_WHAT YOU SHOULD DO_. Repeat the records exactly. Every line must match.

_RECORDS SUPPLIED_.

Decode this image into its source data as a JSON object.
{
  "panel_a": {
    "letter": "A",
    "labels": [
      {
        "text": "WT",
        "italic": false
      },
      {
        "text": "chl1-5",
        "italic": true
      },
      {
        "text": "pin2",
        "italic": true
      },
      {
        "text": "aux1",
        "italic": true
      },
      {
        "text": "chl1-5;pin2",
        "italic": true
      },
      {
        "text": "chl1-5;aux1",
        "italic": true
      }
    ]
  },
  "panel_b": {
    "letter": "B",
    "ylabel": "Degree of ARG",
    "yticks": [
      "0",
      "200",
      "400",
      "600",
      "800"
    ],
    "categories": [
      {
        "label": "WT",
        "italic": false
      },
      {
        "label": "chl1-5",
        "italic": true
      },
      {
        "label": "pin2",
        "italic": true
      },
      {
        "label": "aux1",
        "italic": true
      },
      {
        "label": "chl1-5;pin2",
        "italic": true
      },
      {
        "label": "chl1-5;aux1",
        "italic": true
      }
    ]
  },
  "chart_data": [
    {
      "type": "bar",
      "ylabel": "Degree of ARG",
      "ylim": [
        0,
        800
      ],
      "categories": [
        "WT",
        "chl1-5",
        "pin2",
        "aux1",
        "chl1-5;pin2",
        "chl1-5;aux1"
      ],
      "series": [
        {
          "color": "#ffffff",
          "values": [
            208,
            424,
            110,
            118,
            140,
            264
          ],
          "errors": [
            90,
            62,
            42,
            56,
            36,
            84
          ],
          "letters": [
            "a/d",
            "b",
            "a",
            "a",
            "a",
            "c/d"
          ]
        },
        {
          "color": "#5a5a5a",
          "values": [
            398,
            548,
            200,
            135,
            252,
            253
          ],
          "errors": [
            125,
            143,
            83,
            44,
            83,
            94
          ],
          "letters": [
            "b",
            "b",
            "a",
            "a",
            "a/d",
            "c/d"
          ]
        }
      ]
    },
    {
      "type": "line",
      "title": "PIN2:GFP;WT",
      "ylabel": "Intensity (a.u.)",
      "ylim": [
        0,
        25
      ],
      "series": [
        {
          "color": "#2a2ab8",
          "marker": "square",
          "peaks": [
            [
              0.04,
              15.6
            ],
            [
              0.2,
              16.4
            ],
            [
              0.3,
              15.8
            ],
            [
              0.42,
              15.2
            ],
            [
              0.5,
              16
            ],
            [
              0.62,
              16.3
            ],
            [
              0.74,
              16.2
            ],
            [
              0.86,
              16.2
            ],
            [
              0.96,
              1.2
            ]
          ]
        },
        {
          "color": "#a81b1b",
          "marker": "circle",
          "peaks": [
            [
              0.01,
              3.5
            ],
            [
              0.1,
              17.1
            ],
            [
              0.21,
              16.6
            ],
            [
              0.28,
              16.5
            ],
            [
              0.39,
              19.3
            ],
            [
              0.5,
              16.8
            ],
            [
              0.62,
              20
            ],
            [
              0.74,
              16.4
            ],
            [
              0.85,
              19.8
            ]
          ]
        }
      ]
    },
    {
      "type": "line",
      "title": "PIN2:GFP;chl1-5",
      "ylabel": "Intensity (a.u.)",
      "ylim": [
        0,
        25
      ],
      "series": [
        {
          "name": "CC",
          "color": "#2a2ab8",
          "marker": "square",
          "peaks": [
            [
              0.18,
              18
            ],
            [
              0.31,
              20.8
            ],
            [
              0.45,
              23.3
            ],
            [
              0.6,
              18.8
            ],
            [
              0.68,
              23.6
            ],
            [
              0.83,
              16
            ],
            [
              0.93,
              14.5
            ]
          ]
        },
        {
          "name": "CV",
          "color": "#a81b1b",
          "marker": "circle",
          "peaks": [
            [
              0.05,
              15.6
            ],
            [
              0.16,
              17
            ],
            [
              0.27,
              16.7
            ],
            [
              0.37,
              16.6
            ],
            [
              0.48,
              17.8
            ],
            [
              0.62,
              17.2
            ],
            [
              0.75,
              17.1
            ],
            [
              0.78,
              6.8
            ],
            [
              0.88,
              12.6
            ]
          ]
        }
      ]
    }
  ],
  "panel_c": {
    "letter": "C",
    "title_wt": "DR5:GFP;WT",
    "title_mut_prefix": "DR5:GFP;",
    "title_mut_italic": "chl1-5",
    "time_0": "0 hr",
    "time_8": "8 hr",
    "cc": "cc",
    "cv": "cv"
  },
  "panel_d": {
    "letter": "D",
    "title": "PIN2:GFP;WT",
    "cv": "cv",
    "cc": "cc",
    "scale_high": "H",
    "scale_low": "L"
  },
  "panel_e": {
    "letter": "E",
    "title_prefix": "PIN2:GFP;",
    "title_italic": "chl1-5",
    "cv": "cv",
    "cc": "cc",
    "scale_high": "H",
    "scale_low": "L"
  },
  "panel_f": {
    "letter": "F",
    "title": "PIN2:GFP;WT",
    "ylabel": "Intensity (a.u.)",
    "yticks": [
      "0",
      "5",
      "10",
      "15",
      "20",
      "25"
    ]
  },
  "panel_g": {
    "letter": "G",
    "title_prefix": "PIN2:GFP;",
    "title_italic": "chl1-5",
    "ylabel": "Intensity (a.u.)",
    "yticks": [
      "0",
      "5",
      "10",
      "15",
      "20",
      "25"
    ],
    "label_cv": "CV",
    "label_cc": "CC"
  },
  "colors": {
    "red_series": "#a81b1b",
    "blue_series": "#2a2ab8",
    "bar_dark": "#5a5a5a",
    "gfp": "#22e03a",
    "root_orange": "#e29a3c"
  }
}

_ANSWER TO THIS TASK_.
Decode this image into its source data as a JSON object.
{
  "panel_a": {
    "letter": "A",
    "labels": [
      {
        "text": "WT",
        "italic": false
      },
      {
        "text": "chl1-5",
        "italic": true
      },
      {
        "text": "pin2",
        "italic": true
      },
      {
        "text": "aux1",
        "italic": true
      },
      {
        "text": "chl1-5;pin2",
        "italic": true
      },
      {
        "text": "chl1-5;aux1",
        "italic": true
      }
    ]
  },
  "panel_b": {
    "letter": "B",
    "ylabel": "Degree of ARG",
    "yticks": [
      "0",
      "200",
      "400",
      "600",
      "800"
    ],
    "categories": [
      {
        "label": "WT",
        "italic": false
      },
      {
        "label": "chl1-5",
        "italic": true
      },
      {
        "label": "pin2",
        "italic": true
      },
      {
        "label": "aux1",
        "italic": true
      },
      {
        "label": "chl1-5;pin2",
        "italic": true
      },
      {
        "label": "chl1-5;aux1",
        "italic": true
      }
    ]
  },
  "chart_data": [
    {
      "type": "bar",
      "ylabel": "Degree of ARG",
      "ylim": [
        0,
        800
      ],
      "categories": [
        "WT",
        "chl1-5",
        "pin2",
        "aux1",
        "chl1-5;pin2",
        "chl1-5;aux1"
      ],
      "series": [
        {
          "color": "#ffffff",
          "values": [
            208,
            424,
            110,
            118,
            140,
            264
          ],
          "errors": [
            90,
            62,
            42,
            56,
            36,
            84
          ],
          "letters": [
            "a/d",
            "b",
            "a",
            "a",
            "a",
            "c/d"
          ]
        },
        {
          "color": "#5a5a5a",
          "values": [
            398,
            548,
            200,
            135,
            252,
            253
          ],
          "errors": [
            125,
            143,
            83,
            44,
            83,
            94
          ],
          "letters": [
            "b",
            "b",
            "a",
            "a",
            "a/d",
            "c/d"
          ]
        }
      ]
    },
    {
      "type": "line",
      "title": "PIN2:GFP;WT",
      "ylabel": "Intensity (a.u.)",
      "ylim": [
        0,
        25
      ],
      "series": [
        {
          "color": "#2a2ab8",
          "marker": "square",
          "peaks": [
            [
              0.04,
              15.6
            ],
            [
              0.2,
              16.4
            ],
            [
              0.3,
              15.8
            ],
            [
              0.42,
              15.2
            ],
            [
              0.5,
              16
            ],
            [
              0.62,
              16.3
            ],
            [
              0.74,
              16.2
            ],
            [
              0.86,
              16.2
            ],
            [
              0.96,
              1.2
            ]
          ]
        },
        {
          "color": "#a81b1b",
          "marker": "circle",
          "peaks": [
            [
              0.01,
              3.5
            ],
            [
              0.1,
              17.1
            ],
            [
              0.21,
              16.6
            ],
            [
              0.28,
              16.5
            ],
            [
              0.39,
              19.3
            ],
            [
              0.5,
              16.8
            ],
            [
              0.62,
              20
            ],
            [
              0.74,
              16.4
            ],
            [
              0.85,
              19.8
            ]
          ]
        }
      ]
    },
    {
      "type": "line",
      "title": "PIN2:GFP;chl1-5",
      "ylabel": "Intensity (a.u.)",
      "ylim": [
        0,
        25
      ],
      "series": [
        {
          "name": "CC",
          "color": "#2a2ab8",
          "marker": "square",
          "peaks": [
            [
              0.18,
              18
            ],
            [
              0.31,
              20.8
            ],
            [
              0.45,
              23.3
            ],
            [
              0.6,
              18.8
            ],
            [
              0.68,
              23.6
            ],
            [
              0.83,
              16
            ],
            [
              0.93,
              14.5
            ]
          ]
        },
        {
          "name": "CV",
          "color": "#a81b1b",
          "marker": "circle",
          "peaks": [
            [
              0.05,
              15.6
            ],
            [
              0.16,
              17
            ],
            [
              0.27,
              16.7
            ],
            [
              0.37,
              16.6
            ],
            [
              0.48,
              17.8
            ],
            [
              0.62,
              17.2
            ],
            [
              0.75,
              17.1
            ],
            [
              0.78,
              6.8
            ],
            [
              0.88,
              12.6
            ]
          ]
        }
      ]
    }
  ],
  "panel_c": {
    "letter": "C",
    "title_wt": "DR5:GFP;WT",
    "title_mut_prefix": "DR5:GFP;",
    "title_mut_italic": "chl1-5",
    "time_0": "0 hr",
    "time_8": "8 hr",
    "cc": "cc",
    "cv": "cv"
  },
  "panel_d": {
    "letter": "D",
    "title": "PIN2:GFP;WT",
    "cv": "cv",
    "cc": "cc",
    "scale_high": "H",
    "scale_low": "L"
  },
  "panel_e": {
    "letter": "E",
    "title_prefix": "PIN2:GFP;",
    "title_italic": "chl1-5",
    "cv": "cv",
    "cc": "cc",
    "scale_high": "H",
    "scale_low": "L"
  },
  "panel_f": {
    "letter": "F",
    "title": "PIN2:GFP;WT",
    "ylabel": "Intensity (a.u.)",
    "yticks": [
      "0",
      "5",
      "10",
      "15",
      "20",
      "25"
    ]
  },
  "panel_g": {
    "letter": "G",
    "title_prefix": "PIN2:GFP;",
    "title_italic": "chl1-5",
    "ylabel": "Intensity (a.u.)",
    "yticks": [
      "0",
      "5",
      "10",
      "15",
      "20",
      "25"
    ],
    "label_cv": "CV",
    "label_cc": "CC"
  },
  "colors": {
    "red_series": "#a81b1b",
    "blue_series": "#2a2ab8",
    "bar_dark": "#5a5a5a",
    "gfp": "#22e03a",
    "root_orange": "#e29a3c"
  }
}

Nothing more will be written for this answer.